▶ _WHAT THE TASK REQUIRES_
Only the number is wanted: count the lines in the data with "glyph" in them.

Stored data entries
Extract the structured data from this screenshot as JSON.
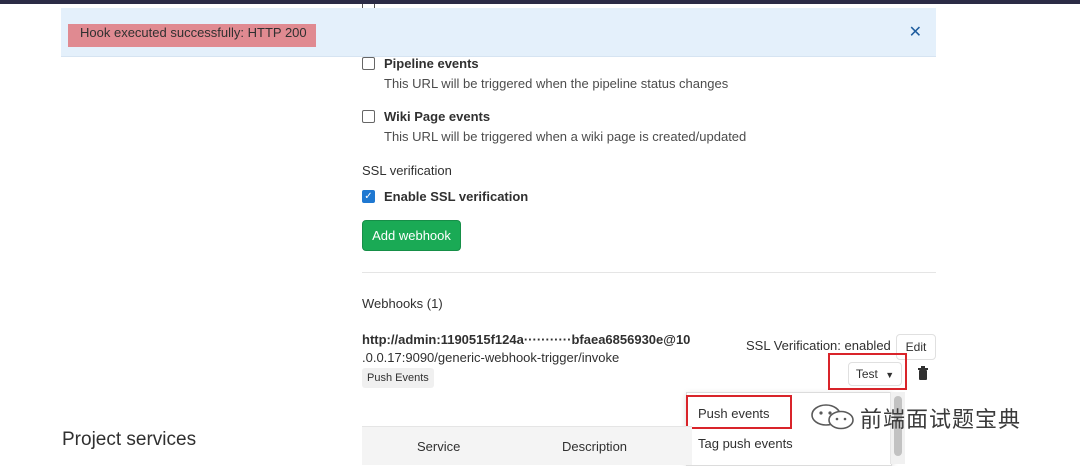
{
  "flash": {
    "message": "Hook executed successfully: HTTP 200"
  },
  "events": [
    {
      "title": "Pipeline events",
      "description": "This URL will be triggered when the pipeline status changes",
      "checked": false
    },
    {
      "title": "Wiki Page events",
      "description": "This URL will be triggered when a wiki page is created/updated",
      "checked": false
    }
  ],
  "ssl": {
    "section_label": "SSL verification",
    "option_label": "Enable SSL verification",
    "checked": true
  },
  "add_button": "Add webhook",
  "webhooks": {
    "heading": "Webhooks (1)",
    "item": {
      "url_line1": "http://admin:1190515f124a···········bfaea6856930e@10",
      "url_line2": ".0.0.17:9090/generic-webhook-trigger/invoke",
      "badge": "Push Events",
      "ssl_status": "SSL Verification: enabled",
      "edit_label": "Edit",
      "test_label": "Test"
    }
  },
  "dropdown": {
    "items": [
      "Push events",
      "Tag push events"
    ]
  },
  "project_services": {
    "title": "Project services",
    "columns": [
      "Service",
      "Description"
    ]
  },
  "watermark": {
    "text": "前端面试题宝典"
  }
}
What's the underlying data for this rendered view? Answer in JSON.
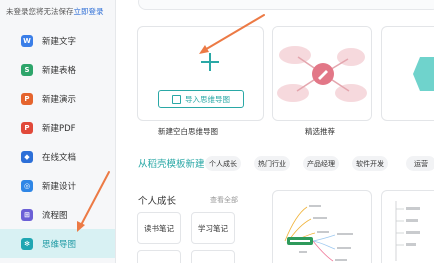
{
  "sidebar": {
    "login_prompt": "未登录您将无法保存",
    "login_link": "立即登录",
    "items": [
      {
        "label": "新建文字",
        "icon": "word-doc-icon",
        "glyph": "W",
        "color": "#3a7ee8"
      },
      {
        "label": "新建表格",
        "icon": "spreadsheet-icon",
        "glyph": "S",
        "color": "#2ea56b"
      },
      {
        "label": "新建演示",
        "icon": "presentation-icon",
        "glyph": "P",
        "color": "#e5642e"
      },
      {
        "label": "新建PDF",
        "icon": "pdf-icon",
        "glyph": "P",
        "color": "#e1493a"
      },
      {
        "label": "在线文档",
        "icon": "online-doc-icon",
        "glyph": "◆",
        "color": "#2c6fd8"
      },
      {
        "label": "新建设计",
        "icon": "design-icon",
        "glyph": "◎",
        "color": "#2f86e6"
      },
      {
        "label": "流程图",
        "icon": "flowchart-icon",
        "glyph": "⊞",
        "color": "#6b5fd6"
      },
      {
        "label": "思维导图",
        "icon": "mindmap-icon",
        "glyph": "✻",
        "color": "#1fa6b2",
        "active": true
      }
    ]
  },
  "main": {
    "new_blank_label": "新建空白思维导图",
    "import_button": "导入思维导图",
    "featured_label": "精选推荐",
    "template_section_title": "从稻壳模板新建",
    "tags": [
      "个人成长",
      "热门行业",
      "产品经理",
      "软件开发",
      "运营"
    ],
    "personal_growth_title": "个人成长",
    "see_all": "查看全部",
    "small_cards": [
      "读书笔记",
      "学习笔记"
    ]
  },
  "colors": {
    "accent": "#2aa8a6",
    "arrow": "#ec7a45",
    "active_bg": "#d8f1f3"
  }
}
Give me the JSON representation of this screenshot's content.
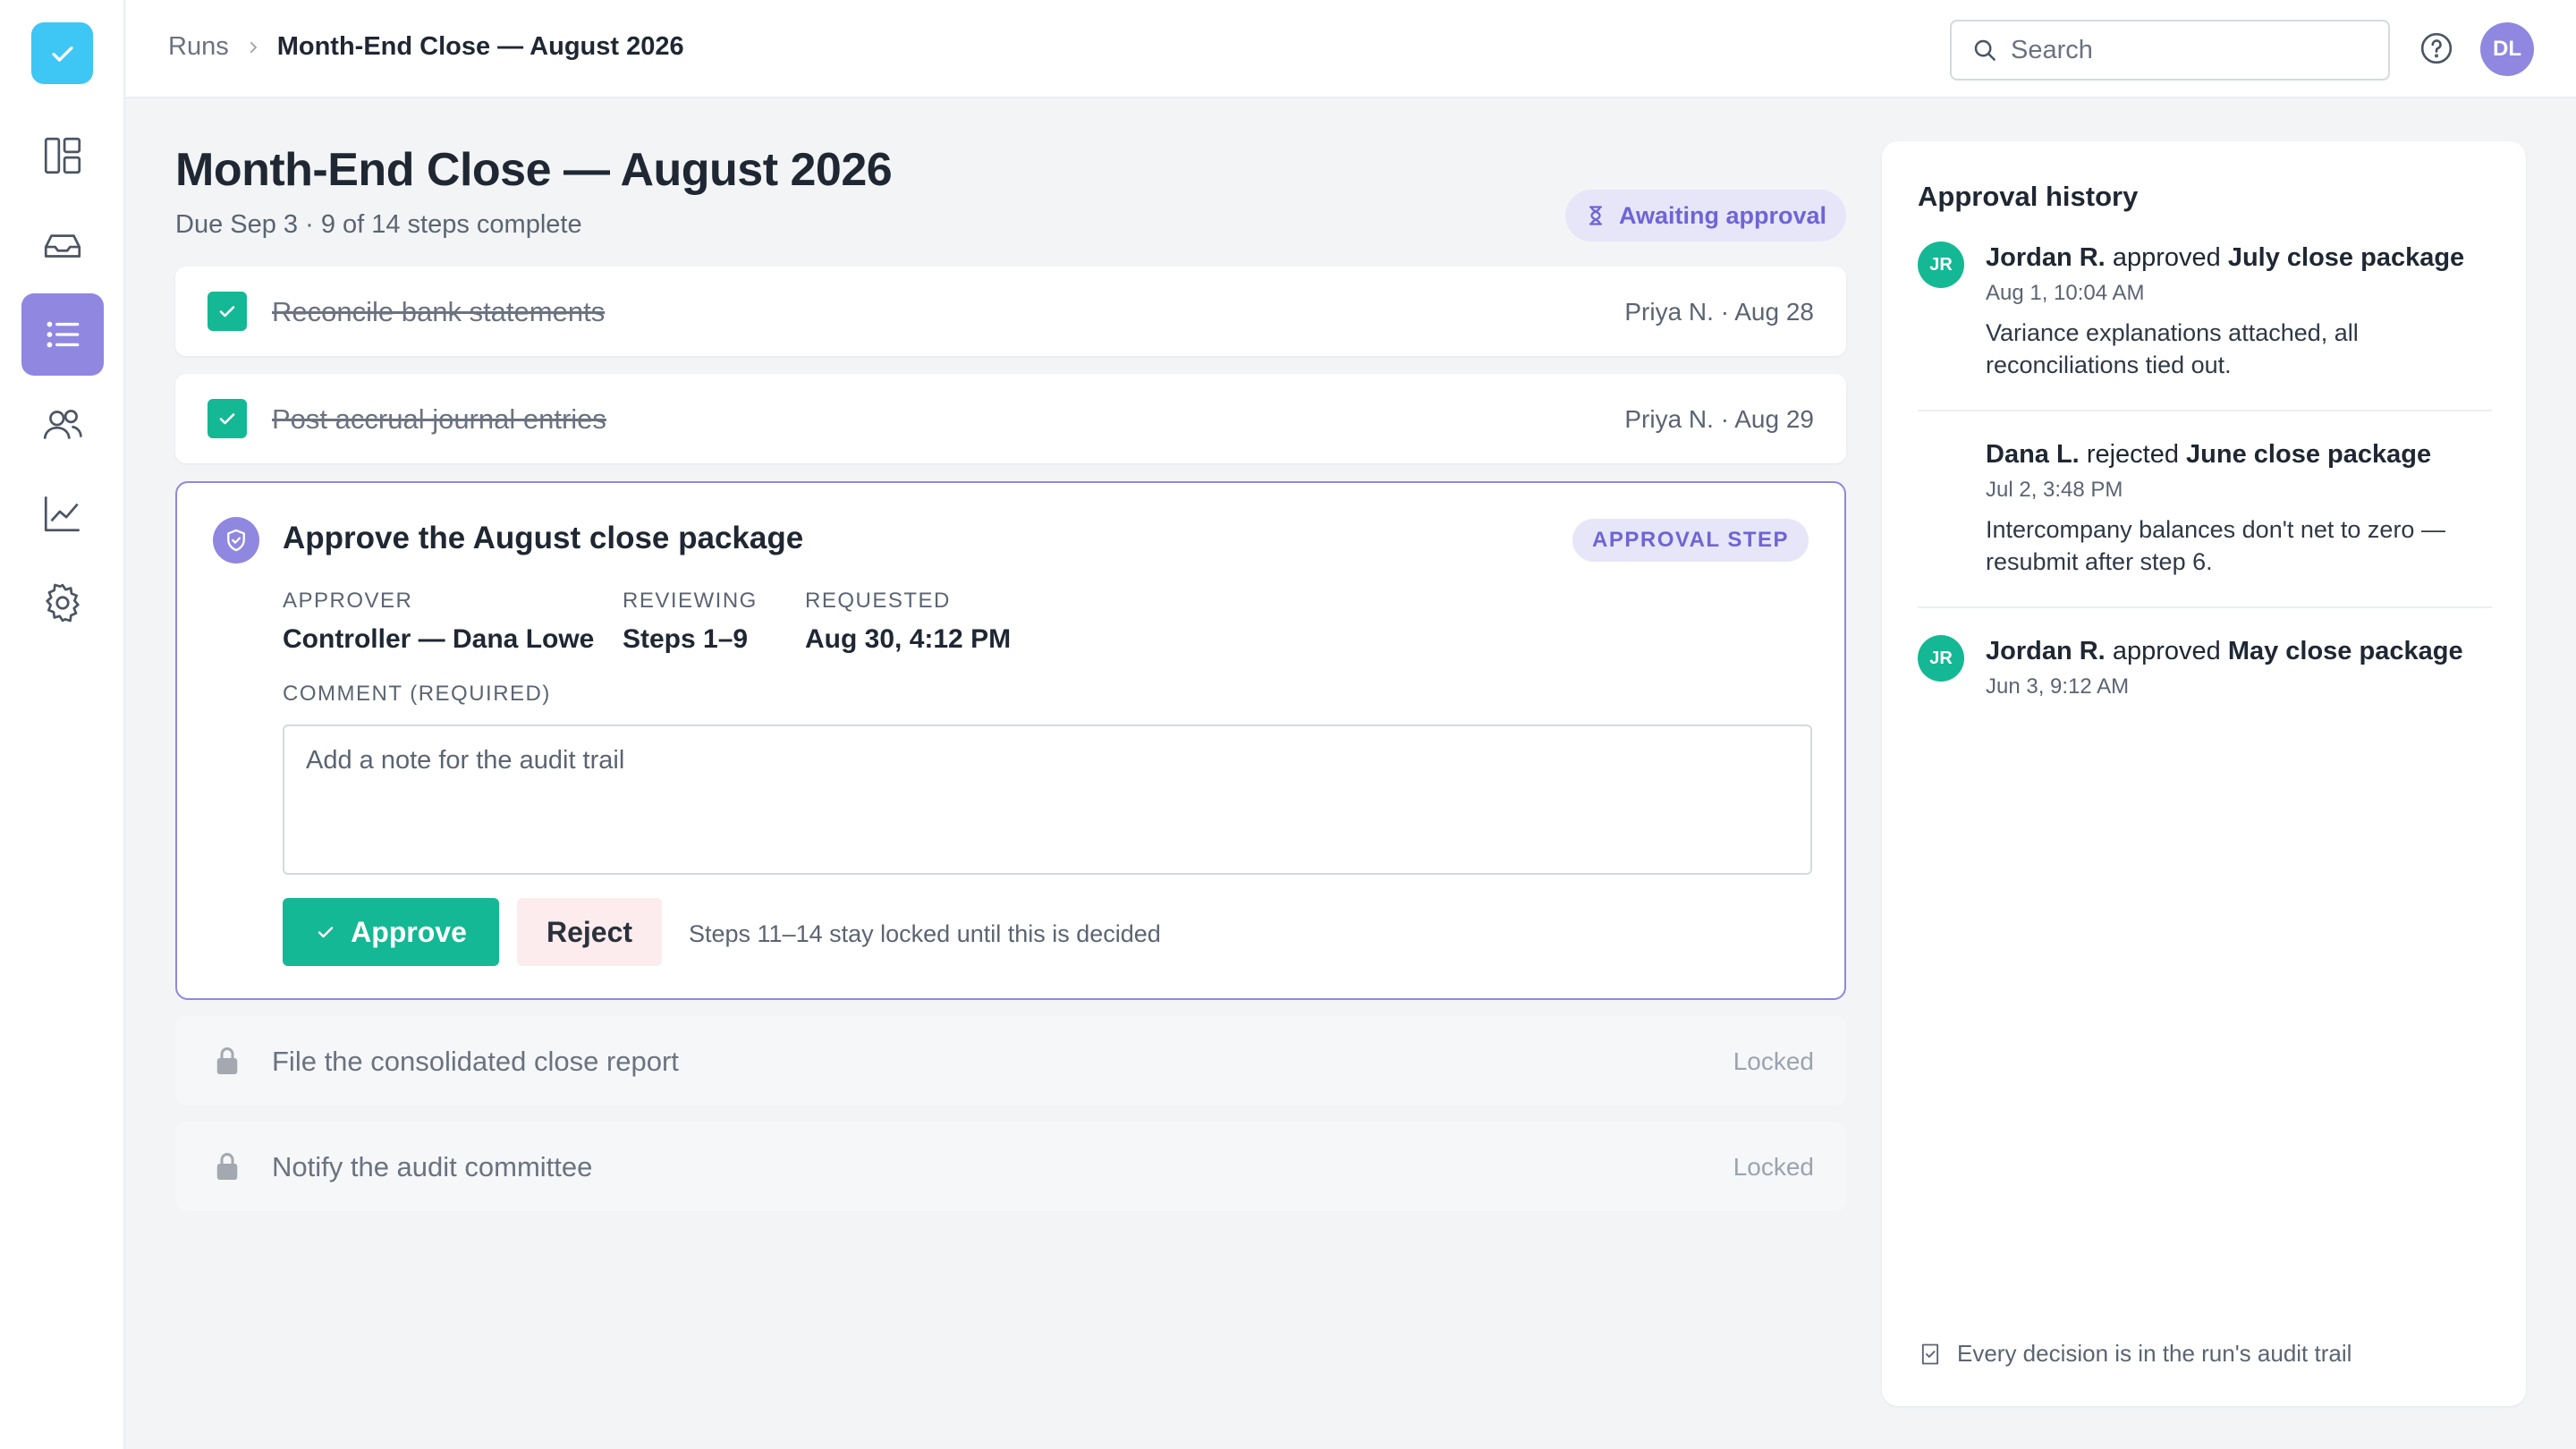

▶ _THE COMPLETED TASK_
8